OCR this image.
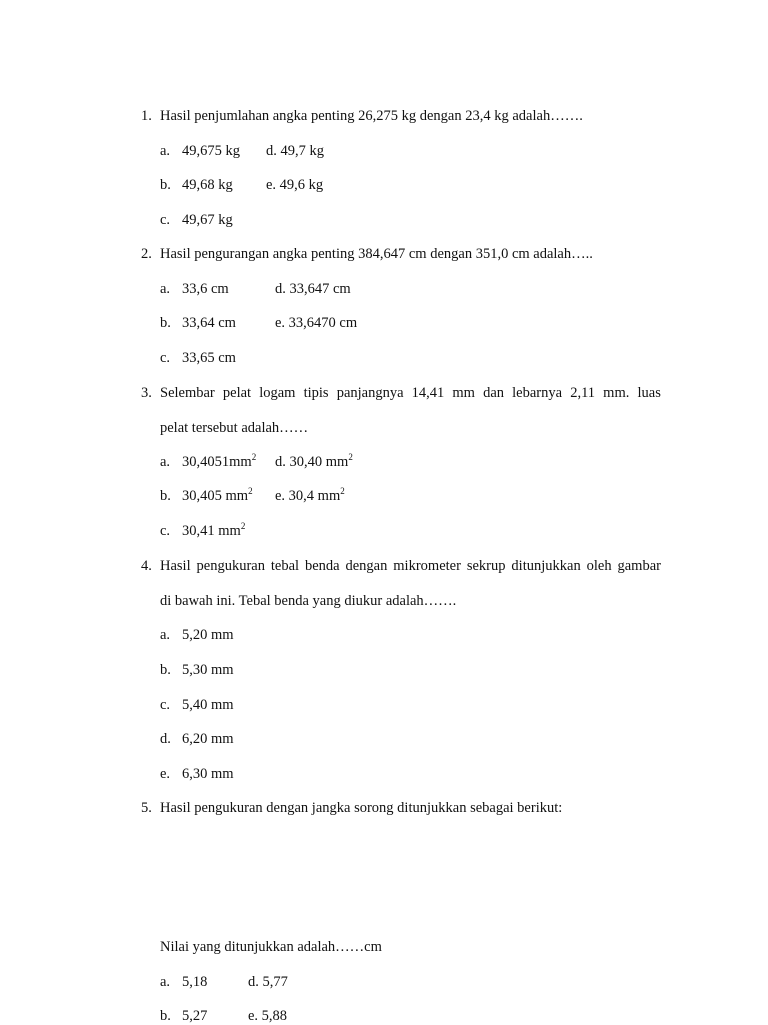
1. Hasil penjumlahan angka penting 26,275 kg dengan 23,4 kg adalah…….
a. 49,675 kg d. 49,7 kg
b. 49,68 kg e. 49,6 kg
c. 49,67 kg
2. Hasil pengurangan angka penting 384,647 cm dengan 351,0 cm adalah…..
a. 33,6 cm	d. 33,647 cm
b. 33,64 cm	e. 33,6470 cm
c. 33,65 cm
3. Selembar pelat logam tipis panjangnya 14,41 mm dan lebarnya 2,11 mm. luas
pelat tersebut adalah……
a. $30,4051mm^2$ d. 30,40 $mm^2$
b. 30,405 $mm^2$ e. 30,4 $mm^2$
c. 30,41 $mm^2$
4. Hasil pengukuran tebal benda dengan mikrometer sekrup ditunjukkan oleh gambar
di bawah ini. Tebal benda yang diukur adalah…….
a. 5,20 mm
b. 5,30 mm
c. 5,40 mm
d. 6,20 mm
e. 6,30 mm
5. Hasil pengukuran dengan jangka sorong ditunjukkan sebagai berikut:
Nilai yang ditunjukkan adalah……cm
a. 5,18	d. 5,77
b. 5,27	e. 5,88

**WORK REQUIRED:** Print out the whole of the material word for word, without pictures.

**RESULT OF THIS TASK:**
OCR this image.
1. Hasil penjumlahan angka penting 26,275 kg dengan 23,4 kg adalah…….
a. 49,675 kg d. 49,7 kg
b. 49,68 kg e. 49,6 kg
c. 49,67 kg
2. Hasil pengurangan angka penting 384,647 cm dengan 351,0 cm adalah…..
a. 33,6 cm	d. 33,647 cm
b. 33,64 cm	e. 33,6470 cm
c. 33,65 cm
3. Selembar pelat logam tipis panjangnya 14,41 mm dan lebarnya 2,11 mm. luas
pelat tersebut adalah……
a. $30,4051mm^2$ d. 30,40 $mm^2$
b. 30,405 $mm^2$ e. 30,4 $mm^2$
c. 30,41 $mm^2$
4. Hasil pengukuran tebal benda dengan mikrometer sekrup ditunjukkan oleh gambar
di bawah ini. Tebal benda yang diukur adalah…….
a. 5,20 mm
b. 5,30 mm
c. 5,40 mm
d. 6,20 mm
e. 6,30 mm
5. Hasil pengukuran dengan jangka sorong ditunjukkan sebagai berikut:
Nilai yang ditunjukkan adalah……cm
a. 5,18	d. 5,77
b. 5,27	e. 5,88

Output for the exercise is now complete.